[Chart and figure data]

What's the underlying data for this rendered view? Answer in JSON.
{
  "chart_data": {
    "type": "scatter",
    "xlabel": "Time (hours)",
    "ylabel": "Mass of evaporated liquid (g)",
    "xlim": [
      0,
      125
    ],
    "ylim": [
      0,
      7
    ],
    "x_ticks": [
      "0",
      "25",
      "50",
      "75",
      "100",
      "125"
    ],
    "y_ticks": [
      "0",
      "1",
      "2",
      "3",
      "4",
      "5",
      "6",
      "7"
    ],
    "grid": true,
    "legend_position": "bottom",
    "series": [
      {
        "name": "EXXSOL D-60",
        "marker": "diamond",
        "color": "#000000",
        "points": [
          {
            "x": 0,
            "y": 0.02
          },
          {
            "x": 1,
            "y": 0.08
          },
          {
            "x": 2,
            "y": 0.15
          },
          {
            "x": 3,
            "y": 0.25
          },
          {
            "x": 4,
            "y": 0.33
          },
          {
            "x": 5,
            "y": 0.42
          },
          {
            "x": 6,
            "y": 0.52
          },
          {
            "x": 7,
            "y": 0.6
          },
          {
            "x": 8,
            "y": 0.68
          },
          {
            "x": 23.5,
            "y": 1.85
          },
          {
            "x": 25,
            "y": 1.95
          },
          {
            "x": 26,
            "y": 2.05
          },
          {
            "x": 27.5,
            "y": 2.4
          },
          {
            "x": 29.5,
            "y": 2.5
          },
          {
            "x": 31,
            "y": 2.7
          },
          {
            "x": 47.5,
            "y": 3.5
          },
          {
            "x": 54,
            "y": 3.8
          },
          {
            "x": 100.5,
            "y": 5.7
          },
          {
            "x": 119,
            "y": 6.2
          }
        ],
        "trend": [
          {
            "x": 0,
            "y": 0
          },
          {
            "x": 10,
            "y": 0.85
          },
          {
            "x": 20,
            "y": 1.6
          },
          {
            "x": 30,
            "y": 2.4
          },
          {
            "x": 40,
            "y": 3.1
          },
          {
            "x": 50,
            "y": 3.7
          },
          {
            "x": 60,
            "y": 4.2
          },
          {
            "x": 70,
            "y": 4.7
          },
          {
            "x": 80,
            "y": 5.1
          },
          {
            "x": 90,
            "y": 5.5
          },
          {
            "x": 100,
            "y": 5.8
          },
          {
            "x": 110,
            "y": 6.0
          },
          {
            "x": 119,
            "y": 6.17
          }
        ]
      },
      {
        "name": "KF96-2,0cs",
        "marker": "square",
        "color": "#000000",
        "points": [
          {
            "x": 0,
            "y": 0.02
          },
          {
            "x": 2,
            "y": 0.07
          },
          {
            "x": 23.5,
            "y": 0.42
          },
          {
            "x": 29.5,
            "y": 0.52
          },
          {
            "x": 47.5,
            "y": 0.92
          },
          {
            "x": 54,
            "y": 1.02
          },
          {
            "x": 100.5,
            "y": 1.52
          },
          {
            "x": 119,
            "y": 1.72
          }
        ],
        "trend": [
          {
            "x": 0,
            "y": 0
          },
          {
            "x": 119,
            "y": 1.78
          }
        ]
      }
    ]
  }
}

- PROBLEM TO SOLVE:
Nothing should be left out: repeat all of the data exactly.

- CORRECT RESPONSE:
What's the underlying data for this rendered view? Answer in JSON.
{
  "chart_data": {
    "type": "scatter",
    "xlabel": "Time (hours)",
    "ylabel": "Mass of evaporated liquid (g)",
    "xlim": [
      0,
      125
    ],
    "ylim": [
      0,
      7
    ],
    "x_ticks": [
      "0",
      "25",
      "50",
      "75",
      "100",
      "125"
    ],
    "y_ticks": [
      "0",
      "1",
      "2",
      "3",
      "4",
      "5",
      "6",
      "7"
    ],
    "grid": true,
    "legend_position": "bottom",
    "series": [
      {
        "name": "EXXSOL D-60",
        "marker": "diamond",
        "color": "#000000",
        "points": [
          {
            "x": 0,
            "y": 0.02
          },
          {
            "x": 1,
            "y": 0.08
          },
          {
            "x": 2,
            "y": 0.15
          },
          {
            "x": 3,
            "y": 0.25
          },
          {
            "x": 4,
            "y": 0.33
          },
          {
            "x": 5,
            "y": 0.42
          },
          {
            "x": 6,
            "y": 0.52
          },
          {
            "x": 7,
            "y": 0.6
          },
          {
            "x": 8,
            "y": 0.68
          },
          {
            "x": 23.5,
            "y": 1.85
          },
          {
            "x": 25,
            "y": 1.95
          },
          {
            "x": 26,
            "y": 2.05
          },
          {
            "x": 27.5,
            "y": 2.4
          },
          {
            "x": 29.5,
            "y": 2.5
          },
          {
            "x": 31,
            "y": 2.7
          },
          {
            "x": 47.5,
            "y": 3.5
          },
          {
            "x": 54,
            "y": 3.8
          },
          {
            "x": 100.5,
            "y": 5.7
          },
          {
            "x": 119,
            "y": 6.2
          }
        ],
        "trend": [
          {
            "x": 0,
            "y": 0
          },
          {
            "x": 10,
            "y": 0.85
          },
          {
            "x": 20,
            "y": 1.6
          },
          {
            "x": 30,
            "y": 2.4
          },
          {
            "x": 40,
            "y": 3.1
          },
          {
            "x": 50,
            "y": 3.7
          },
          {
            "x": 60,
            "y": 4.2
          },
          {
            "x": 70,
            "y": 4.7
          },
          {
            "x": 80,
            "y": 5.1
          },
          {
            "x": 90,
            "y": 5.5
          },
          {
            "x": 100,
            "y": 5.8
          },
          {
            "x": 110,
            "y": 6.0
          },
          {
            "x": 119,
            "y": 6.17
          }
        ]
      },
      {
        "name": "KF96-2,0cs",
        "marker": "square",
        "color": "#000000",
        "points": [
          {
            "x": 0,
            "y": 0.02
          },
          {
            "x": 2,
            "y": 0.07
          },
          {
            "x": 23.5,
            "y": 0.42
          },
          {
            "x": 29.5,
            "y": 0.52
          },
          {
            "x": 47.5,
            "y": 0.92
          },
          {
            "x": 54,
            "y": 1.02
          },
          {
            "x": 100.5,
            "y": 1.52
          },
          {
            "x": 119,
            "y": 1.72
          }
        ],
        "trend": [
          {
            "x": 0,
            "y": 0
          },
          {
            "x": 119,
            "y": 1.78
          }
        ]
      }
    ]
  }
}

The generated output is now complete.